A Câmara dos Deputados aprova a Proposta de Emenda Constitucional 23/21, a PEC dos Precatórios, e medida segue nesta quarta-feira (10) para a tramitação no Senado.
Na noite de terça (9), a matéria foi aprovada em segundo turno por 323 votos favoráveis e 172 contrários.
A votação foi maior do que no primeiro turno, quando a proposta teve 312 votos, quatro a mais do que o mínimo necessário.
No começo da tarde de terça, os destaques para votação em separado foram quase todos rejeitados.
Apenas uma mudança foi feita, excluindo do texto a autorização para o descumprimento da Regra de Ouro sem aval do parlamento.
Por este dispositivo, a União só pode aumentar seu endividamento para refinanciar sua dívida ou para investimento.
Caso necessite emitir títulos para seu custeio, é necessário autorização legislativa
De acordo com o texto aprovado, do relator Hugo Motta (Republicanos-PB), o limite das despesas com precatórios definido pela PEC valerá até o fim do regime de teto de gastos (2036).
Para o próximo ano, esse limite será encontrado com a aplicação do IPCA acumulado ao valor pago em 2016 (R$ 19,6 bilhões). A estimativa é que o teto seja de R$ 44,5 bilhões em 2022.
Também houve a revisão do teto de gastos, que será atualizado pelo IPCA de janeiro a dezembro do ano anterior.
Atualmente, o cálculo se baseia no segundo semestre de dois anos atrás e no primeiro semestre do ano anterior.
“Desses dois pilares, sai o espaço fiscal para podermos garantir o pagamento desse novo Bolsa Família, que agora se chamará Auxílio Brasil, para essas 17 milhões de famílias”, disse.
Segundo o secretário especial do Tesouro e Orçamento, Esteves Colnago, cerca de R$ 50 bilhões devem ir para o programa Auxílio Brasil e R$ 24 bilhões para ajustar os benefícios vinculados ao salário mínimo.

Conjunto de dados
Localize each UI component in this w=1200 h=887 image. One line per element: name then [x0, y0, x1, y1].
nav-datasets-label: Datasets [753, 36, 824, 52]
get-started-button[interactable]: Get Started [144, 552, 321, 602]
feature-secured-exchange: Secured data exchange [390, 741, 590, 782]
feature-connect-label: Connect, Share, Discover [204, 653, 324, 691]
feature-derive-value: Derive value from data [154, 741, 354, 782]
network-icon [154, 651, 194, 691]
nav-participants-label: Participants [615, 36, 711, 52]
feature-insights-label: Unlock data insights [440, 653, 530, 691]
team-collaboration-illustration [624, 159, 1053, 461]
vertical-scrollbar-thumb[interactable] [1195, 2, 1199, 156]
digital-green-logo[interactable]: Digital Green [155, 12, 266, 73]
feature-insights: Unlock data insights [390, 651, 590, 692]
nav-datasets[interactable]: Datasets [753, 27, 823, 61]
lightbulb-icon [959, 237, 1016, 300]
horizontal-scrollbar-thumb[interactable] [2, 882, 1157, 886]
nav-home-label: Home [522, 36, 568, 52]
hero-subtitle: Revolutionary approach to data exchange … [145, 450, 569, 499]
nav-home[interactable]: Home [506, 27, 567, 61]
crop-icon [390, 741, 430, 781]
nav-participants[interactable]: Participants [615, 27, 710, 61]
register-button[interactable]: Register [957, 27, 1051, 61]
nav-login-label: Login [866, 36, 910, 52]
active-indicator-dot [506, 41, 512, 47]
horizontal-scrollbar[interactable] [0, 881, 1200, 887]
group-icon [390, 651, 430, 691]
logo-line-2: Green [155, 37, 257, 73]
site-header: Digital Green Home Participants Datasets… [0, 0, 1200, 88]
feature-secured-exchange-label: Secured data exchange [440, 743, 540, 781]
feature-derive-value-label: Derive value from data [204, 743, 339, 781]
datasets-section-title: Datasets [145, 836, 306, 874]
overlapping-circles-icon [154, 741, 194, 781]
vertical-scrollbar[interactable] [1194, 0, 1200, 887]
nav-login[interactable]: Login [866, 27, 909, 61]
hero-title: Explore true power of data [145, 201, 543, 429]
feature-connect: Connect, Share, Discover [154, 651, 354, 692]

Tarefa 1
Liste todos os valores em reais citados no texto sobre a PEC dos Precatórios.
Tarefa 2
Reproduza sem alterações o trecho do texto sobre a PEC dos Precatórios que vai de "No começo da" a "dezembro do ano anterior.".
Responda com base somente no texto sobre a PEC dos Precatórios.

Resposta 1
R$ 19,6 bilhões
R$ 44,5 bilhões
R$ 50 bilhões
R$ 24 bilhões

Resposta 2
No começo da tarde de terça, os destaques para votação em separado foram quase todos rejeitados.
Apenas uma mudança foi feita, excluindo do texto a autorização para o descumprimento da Regra de Ouro sem aval do parlamento.
Por este dispositivo, a União só pode aumentar seu endividamento para refinanciar sua dívida ou para investimento.
Caso necessite emitir títulos para seu custeio, é necessário autorização legislativa
De acordo com o texto aprovado, do relator Hugo Motta (Republicanos-PB), o limite das despesas com precatórios definido pela PEC valerá até o fim do regime de teto de gastos (2036).
Para o próximo ano, esse limite será encontrado com a aplicação do IPCA acumulado ao valor pago em 2016 (R$ 19,6 bilhões). A estimativa é que o teto seja de R$ 44,5 bilhões em 2022.
Também houve a revisão do teto de gastos, que será atualizado pelo IPCA de janeiro a dezembro do ano anterior.